Stated goal: Find each line containing the string "Joint". Copy it.

Source records:
┌──

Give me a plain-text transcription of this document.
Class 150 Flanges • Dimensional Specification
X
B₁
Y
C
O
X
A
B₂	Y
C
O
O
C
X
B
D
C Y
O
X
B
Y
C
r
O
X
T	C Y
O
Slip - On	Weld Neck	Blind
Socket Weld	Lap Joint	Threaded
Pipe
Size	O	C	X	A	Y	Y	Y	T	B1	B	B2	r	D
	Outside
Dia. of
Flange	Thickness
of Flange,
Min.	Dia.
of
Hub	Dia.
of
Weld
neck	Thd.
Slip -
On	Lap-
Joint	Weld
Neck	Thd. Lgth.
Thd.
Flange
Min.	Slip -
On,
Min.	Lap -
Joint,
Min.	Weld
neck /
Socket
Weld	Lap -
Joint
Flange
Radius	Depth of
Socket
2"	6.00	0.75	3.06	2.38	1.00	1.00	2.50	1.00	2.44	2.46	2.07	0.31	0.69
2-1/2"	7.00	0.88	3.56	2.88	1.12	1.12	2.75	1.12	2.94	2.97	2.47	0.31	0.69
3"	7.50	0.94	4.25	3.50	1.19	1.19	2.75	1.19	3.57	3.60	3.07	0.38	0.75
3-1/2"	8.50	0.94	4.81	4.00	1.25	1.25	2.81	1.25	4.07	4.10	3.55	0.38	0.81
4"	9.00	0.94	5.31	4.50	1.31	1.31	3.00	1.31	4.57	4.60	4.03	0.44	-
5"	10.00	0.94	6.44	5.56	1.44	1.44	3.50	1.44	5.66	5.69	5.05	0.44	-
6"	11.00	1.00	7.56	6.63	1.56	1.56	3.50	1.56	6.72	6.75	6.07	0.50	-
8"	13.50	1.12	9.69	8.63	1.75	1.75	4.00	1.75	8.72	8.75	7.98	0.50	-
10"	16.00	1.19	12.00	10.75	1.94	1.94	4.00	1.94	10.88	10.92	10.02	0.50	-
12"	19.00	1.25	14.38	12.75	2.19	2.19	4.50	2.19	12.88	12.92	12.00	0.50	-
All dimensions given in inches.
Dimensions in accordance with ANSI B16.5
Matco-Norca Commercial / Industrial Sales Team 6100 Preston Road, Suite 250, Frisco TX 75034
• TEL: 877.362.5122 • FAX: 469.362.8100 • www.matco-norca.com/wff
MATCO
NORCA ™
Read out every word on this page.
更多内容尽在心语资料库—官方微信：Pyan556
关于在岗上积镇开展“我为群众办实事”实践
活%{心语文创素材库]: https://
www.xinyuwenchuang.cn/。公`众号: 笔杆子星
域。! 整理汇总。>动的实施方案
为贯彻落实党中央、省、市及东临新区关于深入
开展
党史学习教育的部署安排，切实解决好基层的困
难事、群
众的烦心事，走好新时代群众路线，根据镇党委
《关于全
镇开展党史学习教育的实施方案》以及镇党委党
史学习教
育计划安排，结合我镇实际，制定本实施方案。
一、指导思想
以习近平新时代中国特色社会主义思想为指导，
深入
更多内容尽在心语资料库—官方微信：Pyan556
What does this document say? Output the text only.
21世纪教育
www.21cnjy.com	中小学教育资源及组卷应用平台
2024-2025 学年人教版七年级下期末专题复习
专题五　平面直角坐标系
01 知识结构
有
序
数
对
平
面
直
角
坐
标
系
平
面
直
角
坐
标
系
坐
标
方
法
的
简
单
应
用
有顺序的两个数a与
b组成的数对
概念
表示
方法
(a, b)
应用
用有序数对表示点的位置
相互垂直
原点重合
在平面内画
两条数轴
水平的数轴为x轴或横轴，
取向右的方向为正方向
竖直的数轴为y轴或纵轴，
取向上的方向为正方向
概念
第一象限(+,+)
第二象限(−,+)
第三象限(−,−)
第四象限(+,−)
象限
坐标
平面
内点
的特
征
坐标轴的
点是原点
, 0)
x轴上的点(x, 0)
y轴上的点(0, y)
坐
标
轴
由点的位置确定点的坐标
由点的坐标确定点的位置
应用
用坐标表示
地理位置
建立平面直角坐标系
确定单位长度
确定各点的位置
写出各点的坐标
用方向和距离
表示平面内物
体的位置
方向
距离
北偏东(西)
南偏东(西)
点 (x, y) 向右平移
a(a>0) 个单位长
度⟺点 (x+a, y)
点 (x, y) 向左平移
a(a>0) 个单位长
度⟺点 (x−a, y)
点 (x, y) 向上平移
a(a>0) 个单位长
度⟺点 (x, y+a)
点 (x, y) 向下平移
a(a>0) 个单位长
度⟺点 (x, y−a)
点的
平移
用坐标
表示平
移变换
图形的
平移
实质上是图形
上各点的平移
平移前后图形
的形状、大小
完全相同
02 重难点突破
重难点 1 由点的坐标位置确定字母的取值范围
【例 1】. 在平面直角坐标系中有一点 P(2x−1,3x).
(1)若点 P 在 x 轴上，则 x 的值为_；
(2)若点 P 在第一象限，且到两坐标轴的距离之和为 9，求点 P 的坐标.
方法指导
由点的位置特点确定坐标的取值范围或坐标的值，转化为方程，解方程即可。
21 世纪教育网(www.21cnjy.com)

└──

Task response:
Socket Weld	Lap Joint	Threaded
Joint	Weld
Joint,
Joint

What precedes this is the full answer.